Which lines contain the word "Organisation"? Return each of them as written.

▶

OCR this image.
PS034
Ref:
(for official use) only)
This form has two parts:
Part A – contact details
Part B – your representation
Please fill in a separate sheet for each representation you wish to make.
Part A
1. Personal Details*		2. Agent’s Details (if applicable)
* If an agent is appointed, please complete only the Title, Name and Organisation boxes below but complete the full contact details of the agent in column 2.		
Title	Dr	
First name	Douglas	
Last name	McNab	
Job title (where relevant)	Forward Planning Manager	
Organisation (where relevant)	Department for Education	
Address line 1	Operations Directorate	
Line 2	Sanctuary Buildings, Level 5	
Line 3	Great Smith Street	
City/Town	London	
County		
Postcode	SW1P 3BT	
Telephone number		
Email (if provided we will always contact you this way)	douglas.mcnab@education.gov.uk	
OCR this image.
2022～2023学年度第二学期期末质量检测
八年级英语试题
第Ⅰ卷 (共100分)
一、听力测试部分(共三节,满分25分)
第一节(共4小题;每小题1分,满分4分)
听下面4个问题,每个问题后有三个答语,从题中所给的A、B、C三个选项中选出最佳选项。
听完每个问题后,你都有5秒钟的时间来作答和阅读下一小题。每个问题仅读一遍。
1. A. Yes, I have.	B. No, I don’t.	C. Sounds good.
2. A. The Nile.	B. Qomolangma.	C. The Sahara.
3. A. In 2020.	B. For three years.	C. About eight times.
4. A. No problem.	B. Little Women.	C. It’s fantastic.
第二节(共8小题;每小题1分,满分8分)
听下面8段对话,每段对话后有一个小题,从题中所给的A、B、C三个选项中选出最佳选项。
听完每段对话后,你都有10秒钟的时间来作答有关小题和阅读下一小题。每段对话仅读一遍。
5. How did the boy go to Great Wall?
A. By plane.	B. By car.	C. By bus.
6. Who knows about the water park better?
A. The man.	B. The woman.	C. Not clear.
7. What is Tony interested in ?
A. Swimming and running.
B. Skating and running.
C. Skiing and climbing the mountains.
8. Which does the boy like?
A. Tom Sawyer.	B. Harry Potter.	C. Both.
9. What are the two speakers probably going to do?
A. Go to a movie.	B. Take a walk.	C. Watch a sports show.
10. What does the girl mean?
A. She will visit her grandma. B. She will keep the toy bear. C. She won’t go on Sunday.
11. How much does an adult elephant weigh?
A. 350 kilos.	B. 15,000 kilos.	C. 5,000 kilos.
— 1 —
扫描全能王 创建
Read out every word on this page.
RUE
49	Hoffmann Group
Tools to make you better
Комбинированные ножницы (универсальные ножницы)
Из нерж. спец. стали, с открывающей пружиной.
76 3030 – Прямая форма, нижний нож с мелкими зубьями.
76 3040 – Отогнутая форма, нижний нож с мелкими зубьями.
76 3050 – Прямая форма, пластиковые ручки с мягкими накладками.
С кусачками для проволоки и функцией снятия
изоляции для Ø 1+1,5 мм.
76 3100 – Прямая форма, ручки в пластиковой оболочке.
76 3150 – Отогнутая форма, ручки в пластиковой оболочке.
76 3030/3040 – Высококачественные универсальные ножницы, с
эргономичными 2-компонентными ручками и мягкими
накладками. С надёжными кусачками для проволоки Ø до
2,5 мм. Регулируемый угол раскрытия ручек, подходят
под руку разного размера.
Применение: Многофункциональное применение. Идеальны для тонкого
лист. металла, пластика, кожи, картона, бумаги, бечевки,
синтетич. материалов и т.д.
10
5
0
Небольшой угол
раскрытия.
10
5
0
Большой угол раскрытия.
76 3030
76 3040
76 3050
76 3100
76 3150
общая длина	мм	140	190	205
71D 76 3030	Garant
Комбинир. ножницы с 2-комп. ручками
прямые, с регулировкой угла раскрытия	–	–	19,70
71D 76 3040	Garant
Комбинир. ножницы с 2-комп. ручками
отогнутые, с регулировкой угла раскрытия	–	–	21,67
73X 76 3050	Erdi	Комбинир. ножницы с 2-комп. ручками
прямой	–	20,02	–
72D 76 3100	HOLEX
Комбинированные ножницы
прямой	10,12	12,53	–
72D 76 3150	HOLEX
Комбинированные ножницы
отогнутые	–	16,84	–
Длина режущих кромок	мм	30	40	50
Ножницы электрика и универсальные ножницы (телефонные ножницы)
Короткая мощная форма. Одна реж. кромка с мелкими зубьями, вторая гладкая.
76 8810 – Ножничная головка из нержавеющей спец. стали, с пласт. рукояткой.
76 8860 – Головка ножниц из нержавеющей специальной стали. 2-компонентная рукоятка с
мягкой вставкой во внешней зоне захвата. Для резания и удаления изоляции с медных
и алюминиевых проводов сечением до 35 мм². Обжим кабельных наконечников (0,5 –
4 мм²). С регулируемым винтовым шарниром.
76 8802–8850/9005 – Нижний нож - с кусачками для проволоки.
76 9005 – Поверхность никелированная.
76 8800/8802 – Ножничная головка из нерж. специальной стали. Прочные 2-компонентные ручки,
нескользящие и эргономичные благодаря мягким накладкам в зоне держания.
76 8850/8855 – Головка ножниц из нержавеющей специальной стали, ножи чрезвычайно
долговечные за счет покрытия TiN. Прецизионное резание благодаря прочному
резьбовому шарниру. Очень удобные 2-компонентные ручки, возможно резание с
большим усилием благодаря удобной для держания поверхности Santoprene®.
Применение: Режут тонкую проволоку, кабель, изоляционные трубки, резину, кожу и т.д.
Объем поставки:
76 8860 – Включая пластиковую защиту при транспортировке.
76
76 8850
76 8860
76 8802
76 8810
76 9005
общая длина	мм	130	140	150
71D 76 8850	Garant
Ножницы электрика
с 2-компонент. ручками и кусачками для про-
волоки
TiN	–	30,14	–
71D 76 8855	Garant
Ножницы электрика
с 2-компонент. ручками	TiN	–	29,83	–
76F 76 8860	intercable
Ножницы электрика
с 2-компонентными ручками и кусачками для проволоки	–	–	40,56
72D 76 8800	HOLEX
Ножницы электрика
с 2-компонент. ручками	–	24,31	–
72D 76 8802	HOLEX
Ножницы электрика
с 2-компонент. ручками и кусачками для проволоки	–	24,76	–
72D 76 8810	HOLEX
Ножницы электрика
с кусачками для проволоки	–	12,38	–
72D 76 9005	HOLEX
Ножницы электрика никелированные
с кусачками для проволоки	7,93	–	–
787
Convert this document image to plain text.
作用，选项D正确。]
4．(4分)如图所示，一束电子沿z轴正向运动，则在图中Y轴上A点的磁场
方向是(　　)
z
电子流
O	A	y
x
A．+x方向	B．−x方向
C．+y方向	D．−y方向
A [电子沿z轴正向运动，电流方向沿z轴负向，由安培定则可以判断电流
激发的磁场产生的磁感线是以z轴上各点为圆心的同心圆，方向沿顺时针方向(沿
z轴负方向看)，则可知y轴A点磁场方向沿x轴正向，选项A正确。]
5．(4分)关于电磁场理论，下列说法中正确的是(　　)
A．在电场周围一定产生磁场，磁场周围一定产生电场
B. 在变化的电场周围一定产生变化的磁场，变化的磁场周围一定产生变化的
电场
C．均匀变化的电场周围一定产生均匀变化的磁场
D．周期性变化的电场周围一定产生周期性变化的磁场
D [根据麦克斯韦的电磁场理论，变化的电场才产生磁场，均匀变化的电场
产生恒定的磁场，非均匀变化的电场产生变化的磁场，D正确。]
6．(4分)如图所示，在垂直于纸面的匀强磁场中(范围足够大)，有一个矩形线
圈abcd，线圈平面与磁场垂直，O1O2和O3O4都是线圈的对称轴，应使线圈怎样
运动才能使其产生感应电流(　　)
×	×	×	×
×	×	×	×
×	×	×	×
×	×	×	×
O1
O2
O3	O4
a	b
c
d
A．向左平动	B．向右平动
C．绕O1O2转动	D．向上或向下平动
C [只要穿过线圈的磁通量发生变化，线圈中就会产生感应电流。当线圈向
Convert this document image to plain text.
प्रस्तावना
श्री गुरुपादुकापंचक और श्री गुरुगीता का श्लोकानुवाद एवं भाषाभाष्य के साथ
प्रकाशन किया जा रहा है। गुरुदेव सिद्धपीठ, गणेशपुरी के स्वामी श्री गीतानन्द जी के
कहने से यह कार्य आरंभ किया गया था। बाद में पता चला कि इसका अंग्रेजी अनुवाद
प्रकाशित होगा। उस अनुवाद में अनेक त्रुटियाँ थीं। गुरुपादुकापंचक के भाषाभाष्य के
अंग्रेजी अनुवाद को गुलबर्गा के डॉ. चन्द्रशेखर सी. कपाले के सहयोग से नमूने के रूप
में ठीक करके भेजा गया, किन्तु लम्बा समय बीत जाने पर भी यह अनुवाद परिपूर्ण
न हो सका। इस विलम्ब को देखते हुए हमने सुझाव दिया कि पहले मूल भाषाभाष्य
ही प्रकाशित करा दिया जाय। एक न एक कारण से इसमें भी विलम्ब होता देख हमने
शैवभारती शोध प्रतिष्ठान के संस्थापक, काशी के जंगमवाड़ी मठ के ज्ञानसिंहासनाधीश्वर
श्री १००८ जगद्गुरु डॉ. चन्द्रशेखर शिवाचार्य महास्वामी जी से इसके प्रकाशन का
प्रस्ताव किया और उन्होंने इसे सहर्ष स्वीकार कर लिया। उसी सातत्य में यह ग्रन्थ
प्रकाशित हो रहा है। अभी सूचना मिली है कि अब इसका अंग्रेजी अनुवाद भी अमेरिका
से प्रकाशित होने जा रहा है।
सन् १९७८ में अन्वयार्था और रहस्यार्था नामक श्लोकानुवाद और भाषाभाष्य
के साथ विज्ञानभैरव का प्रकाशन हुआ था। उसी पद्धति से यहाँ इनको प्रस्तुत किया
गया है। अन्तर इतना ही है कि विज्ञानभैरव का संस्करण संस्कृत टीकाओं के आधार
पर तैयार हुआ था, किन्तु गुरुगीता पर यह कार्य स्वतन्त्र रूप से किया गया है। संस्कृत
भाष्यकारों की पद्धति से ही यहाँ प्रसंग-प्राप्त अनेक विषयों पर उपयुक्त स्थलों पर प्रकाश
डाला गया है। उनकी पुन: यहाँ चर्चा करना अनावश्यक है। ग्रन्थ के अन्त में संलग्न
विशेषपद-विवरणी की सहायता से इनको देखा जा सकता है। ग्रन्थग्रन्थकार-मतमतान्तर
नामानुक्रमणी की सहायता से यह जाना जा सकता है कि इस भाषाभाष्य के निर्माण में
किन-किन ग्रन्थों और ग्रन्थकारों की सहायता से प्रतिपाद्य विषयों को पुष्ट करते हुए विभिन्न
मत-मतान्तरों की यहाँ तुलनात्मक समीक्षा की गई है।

◀

OUTPUT BELOW:
* If an agent is appointed, please complete only the Title, Name and Organisation boxes below but complete the full contact details of the agent in column 2.		
Organisation (where relevant)	Department for Education	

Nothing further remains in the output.